»»
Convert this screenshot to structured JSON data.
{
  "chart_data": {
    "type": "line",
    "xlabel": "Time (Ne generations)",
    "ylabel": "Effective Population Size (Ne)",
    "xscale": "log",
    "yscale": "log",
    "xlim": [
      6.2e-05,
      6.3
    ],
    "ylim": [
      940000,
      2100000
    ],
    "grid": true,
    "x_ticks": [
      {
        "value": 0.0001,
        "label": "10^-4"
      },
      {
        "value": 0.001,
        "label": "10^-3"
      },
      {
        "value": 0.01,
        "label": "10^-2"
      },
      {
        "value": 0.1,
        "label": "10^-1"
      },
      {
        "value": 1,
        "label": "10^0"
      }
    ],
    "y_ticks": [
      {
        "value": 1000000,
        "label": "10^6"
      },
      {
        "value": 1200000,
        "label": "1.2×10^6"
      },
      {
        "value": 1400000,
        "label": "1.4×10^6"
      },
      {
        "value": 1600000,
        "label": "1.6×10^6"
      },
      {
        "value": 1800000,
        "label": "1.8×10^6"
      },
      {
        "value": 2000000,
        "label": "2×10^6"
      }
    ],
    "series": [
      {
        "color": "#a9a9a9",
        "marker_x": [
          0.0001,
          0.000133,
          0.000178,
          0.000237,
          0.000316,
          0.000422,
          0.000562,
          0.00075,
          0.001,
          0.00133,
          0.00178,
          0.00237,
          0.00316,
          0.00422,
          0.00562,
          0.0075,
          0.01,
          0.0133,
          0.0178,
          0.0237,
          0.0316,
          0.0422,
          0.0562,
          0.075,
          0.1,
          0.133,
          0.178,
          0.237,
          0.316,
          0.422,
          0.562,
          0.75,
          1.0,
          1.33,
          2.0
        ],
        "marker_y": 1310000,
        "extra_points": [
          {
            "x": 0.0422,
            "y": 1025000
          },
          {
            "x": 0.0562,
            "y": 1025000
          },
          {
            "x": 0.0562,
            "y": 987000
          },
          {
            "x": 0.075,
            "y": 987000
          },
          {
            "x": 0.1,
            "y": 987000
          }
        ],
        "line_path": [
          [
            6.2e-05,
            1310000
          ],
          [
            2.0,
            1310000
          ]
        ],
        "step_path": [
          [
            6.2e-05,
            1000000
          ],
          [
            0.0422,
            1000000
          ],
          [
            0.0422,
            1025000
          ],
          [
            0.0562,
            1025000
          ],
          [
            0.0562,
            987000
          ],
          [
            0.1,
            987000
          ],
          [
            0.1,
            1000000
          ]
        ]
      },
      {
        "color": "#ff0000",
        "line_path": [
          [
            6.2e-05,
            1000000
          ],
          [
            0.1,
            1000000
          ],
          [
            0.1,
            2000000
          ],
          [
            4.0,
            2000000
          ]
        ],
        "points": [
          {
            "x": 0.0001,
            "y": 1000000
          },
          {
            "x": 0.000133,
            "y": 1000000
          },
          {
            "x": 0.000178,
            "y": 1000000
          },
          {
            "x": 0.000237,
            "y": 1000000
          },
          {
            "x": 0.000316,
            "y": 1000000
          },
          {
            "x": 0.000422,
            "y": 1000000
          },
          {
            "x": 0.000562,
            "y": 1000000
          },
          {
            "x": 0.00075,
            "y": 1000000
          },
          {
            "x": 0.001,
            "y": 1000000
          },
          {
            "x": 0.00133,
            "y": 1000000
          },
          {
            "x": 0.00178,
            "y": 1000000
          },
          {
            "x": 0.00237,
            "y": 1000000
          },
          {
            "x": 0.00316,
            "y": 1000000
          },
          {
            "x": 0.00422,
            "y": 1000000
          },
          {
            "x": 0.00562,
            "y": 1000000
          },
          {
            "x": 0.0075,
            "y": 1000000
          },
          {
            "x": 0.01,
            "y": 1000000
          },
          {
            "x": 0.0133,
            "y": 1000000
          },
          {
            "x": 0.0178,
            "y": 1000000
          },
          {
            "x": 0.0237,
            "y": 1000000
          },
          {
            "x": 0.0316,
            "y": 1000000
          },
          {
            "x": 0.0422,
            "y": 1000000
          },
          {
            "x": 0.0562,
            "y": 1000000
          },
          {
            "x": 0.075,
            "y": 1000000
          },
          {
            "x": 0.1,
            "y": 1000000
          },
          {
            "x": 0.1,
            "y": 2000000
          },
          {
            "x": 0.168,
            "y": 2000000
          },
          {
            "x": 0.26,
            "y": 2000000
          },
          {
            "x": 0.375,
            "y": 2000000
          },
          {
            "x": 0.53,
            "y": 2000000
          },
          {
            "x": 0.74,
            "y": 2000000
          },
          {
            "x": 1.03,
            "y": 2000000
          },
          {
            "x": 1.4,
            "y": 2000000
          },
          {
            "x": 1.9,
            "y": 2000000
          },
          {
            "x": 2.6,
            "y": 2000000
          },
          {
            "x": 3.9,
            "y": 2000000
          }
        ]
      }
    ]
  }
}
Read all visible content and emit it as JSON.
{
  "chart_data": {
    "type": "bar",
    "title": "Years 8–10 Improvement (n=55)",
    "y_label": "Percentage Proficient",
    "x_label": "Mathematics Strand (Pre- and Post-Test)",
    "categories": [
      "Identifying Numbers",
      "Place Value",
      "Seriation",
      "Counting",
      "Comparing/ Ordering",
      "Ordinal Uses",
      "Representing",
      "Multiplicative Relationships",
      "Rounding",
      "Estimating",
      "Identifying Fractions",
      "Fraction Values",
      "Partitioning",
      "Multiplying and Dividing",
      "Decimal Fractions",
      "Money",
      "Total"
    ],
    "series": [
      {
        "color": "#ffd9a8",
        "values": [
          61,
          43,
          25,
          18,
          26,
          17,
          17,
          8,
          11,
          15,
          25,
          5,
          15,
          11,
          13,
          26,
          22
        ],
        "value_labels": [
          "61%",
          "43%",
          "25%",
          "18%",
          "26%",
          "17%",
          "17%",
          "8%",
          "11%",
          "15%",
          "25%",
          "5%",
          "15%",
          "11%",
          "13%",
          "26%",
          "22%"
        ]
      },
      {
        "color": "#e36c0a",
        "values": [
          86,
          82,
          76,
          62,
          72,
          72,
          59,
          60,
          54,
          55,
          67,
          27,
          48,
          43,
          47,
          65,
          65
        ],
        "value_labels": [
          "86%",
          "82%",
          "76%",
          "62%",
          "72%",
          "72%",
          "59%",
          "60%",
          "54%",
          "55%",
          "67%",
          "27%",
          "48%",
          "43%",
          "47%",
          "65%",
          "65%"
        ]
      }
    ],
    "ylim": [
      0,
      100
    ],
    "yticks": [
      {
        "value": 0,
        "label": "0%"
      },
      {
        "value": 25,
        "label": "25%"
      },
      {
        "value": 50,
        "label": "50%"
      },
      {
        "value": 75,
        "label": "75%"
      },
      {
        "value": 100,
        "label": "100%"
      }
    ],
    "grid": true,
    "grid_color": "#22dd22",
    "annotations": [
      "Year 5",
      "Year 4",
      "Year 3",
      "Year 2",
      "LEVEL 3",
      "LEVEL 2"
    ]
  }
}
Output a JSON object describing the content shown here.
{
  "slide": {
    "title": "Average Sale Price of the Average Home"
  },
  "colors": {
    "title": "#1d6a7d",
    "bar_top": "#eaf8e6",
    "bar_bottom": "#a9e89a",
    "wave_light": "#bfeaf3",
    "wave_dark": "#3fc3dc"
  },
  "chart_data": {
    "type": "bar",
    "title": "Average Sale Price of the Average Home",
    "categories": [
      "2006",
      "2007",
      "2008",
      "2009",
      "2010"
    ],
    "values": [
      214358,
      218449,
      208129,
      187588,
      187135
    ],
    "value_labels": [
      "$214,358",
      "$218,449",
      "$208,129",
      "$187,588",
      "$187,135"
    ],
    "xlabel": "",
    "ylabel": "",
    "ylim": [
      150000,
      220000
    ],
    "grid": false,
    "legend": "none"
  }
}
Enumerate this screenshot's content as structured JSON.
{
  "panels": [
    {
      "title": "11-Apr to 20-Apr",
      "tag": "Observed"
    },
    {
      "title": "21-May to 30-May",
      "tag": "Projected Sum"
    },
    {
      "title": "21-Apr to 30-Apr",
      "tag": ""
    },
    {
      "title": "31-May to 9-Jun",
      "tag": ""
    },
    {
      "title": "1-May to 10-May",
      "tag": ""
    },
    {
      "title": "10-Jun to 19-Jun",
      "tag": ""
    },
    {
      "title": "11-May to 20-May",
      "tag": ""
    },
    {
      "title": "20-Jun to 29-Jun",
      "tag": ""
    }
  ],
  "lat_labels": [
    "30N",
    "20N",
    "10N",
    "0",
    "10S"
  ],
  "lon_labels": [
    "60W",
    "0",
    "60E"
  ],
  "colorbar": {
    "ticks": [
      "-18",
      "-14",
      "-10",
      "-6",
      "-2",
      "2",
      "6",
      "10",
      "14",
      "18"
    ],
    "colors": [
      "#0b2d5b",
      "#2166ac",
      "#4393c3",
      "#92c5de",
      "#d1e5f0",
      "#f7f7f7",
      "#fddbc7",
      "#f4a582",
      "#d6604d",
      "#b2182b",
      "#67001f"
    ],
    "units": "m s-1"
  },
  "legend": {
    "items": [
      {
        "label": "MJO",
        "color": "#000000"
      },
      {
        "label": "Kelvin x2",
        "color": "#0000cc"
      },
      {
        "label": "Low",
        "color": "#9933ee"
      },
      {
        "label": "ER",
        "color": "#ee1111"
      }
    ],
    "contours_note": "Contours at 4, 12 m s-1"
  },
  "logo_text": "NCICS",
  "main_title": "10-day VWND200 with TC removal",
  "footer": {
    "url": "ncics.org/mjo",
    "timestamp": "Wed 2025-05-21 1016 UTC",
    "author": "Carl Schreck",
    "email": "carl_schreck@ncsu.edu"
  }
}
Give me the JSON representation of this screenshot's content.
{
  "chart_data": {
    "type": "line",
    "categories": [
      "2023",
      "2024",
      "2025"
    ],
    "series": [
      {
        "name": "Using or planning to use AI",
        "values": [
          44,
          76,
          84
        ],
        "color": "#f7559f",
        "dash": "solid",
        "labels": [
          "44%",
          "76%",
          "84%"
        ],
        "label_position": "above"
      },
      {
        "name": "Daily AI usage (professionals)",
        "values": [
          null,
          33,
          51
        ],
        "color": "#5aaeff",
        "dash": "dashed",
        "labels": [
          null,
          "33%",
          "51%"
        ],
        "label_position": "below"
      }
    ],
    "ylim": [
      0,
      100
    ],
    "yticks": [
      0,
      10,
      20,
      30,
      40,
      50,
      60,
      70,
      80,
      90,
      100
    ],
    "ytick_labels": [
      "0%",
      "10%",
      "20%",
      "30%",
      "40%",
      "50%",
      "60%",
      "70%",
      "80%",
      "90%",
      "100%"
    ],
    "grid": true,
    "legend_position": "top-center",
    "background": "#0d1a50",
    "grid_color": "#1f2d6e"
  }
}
««
Description of the task
Track down every line holding the string "name" and copy it.

The response
        "name": "Using or planning to use AI",
        "name": "Daily AI usage (professionals)",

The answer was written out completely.